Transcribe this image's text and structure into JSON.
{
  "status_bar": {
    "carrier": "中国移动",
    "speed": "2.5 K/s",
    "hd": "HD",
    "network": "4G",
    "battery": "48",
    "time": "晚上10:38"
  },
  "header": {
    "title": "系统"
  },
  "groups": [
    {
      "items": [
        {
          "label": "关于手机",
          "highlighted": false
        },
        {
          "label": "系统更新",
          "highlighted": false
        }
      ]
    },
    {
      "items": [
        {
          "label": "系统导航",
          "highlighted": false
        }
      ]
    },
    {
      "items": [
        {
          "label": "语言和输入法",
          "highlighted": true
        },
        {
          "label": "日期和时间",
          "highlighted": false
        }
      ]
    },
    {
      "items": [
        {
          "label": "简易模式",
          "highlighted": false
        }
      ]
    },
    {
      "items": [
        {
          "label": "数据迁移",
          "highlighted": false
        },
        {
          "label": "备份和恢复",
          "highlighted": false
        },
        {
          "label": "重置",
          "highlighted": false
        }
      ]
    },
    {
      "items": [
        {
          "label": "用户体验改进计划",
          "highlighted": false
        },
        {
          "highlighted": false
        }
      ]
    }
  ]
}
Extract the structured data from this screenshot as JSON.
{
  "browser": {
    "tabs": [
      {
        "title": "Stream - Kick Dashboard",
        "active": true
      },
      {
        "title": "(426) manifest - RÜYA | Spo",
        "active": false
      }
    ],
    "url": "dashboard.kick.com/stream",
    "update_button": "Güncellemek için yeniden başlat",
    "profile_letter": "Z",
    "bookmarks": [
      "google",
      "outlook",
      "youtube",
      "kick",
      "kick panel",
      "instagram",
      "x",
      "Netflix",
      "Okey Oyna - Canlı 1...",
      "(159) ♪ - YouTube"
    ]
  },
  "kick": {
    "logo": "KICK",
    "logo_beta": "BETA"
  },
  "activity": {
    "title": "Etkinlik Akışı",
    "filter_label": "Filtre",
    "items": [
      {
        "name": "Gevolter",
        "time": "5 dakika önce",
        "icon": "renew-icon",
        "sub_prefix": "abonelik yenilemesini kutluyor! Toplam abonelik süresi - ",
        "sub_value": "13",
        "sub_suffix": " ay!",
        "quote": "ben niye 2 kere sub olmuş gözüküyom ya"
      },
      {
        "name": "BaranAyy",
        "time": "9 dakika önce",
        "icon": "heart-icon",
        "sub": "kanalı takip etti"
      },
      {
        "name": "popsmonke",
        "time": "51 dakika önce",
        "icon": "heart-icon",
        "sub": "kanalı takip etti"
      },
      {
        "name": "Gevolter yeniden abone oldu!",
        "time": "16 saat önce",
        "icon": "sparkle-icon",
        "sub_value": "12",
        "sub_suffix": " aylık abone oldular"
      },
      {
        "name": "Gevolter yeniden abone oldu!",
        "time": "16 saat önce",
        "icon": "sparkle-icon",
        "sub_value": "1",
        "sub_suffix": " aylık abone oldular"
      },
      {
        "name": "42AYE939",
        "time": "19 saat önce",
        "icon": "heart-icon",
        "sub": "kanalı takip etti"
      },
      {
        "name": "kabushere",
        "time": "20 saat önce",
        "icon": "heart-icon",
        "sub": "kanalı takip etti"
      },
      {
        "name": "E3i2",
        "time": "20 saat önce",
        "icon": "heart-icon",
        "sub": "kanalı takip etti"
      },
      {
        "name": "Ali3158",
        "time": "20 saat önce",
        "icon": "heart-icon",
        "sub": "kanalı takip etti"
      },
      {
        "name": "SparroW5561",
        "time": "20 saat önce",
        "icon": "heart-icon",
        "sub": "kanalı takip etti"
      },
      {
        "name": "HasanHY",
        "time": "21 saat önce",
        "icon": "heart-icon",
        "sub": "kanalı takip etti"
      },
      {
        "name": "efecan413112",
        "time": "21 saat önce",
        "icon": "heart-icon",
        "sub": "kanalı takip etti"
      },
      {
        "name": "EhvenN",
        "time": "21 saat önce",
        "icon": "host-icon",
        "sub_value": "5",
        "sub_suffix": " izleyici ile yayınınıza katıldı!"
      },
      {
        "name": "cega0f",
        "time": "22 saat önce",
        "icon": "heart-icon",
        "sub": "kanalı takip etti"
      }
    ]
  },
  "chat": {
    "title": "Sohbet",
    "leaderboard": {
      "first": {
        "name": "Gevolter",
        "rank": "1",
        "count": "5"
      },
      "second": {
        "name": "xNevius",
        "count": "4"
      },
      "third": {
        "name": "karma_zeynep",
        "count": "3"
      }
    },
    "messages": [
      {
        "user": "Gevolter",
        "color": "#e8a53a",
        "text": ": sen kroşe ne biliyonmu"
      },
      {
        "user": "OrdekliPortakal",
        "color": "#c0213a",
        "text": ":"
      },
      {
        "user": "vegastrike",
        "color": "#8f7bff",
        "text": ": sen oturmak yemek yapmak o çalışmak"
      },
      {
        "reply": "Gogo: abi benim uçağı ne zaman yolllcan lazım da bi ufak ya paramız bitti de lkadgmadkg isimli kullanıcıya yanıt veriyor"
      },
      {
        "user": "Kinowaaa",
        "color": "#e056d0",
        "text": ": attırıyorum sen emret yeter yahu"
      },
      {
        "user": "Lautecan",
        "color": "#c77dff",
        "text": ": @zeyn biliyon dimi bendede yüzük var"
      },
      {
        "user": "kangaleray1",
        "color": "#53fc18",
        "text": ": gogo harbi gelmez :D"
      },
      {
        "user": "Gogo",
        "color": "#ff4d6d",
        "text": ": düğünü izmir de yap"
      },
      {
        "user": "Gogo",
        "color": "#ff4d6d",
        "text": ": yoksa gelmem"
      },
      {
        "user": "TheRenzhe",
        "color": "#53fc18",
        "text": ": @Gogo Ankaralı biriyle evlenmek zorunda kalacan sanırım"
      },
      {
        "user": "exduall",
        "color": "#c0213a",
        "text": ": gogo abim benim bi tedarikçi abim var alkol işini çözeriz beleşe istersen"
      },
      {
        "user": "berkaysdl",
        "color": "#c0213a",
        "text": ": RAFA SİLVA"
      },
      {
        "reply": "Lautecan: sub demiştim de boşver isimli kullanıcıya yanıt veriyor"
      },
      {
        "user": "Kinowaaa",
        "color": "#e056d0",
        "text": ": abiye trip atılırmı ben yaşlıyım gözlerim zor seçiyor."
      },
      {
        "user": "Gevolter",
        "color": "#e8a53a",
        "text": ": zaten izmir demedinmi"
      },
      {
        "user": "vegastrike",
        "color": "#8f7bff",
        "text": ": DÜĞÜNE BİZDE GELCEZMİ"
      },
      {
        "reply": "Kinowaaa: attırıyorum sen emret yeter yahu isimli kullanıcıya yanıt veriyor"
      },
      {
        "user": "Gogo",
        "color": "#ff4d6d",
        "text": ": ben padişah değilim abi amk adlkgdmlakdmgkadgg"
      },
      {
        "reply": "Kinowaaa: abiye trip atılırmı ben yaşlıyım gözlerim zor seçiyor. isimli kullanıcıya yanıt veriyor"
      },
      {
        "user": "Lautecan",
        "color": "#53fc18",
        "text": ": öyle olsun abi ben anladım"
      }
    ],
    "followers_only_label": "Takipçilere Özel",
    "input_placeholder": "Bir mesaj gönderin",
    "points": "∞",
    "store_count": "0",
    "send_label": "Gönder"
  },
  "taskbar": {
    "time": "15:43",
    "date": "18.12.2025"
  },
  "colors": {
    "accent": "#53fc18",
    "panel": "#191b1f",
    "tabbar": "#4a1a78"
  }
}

****

WHAT THE TASK ASKS
State how many lines in the entries above include the word "izmir"; reply with the number alone.

RESULT OF THIS TASK
2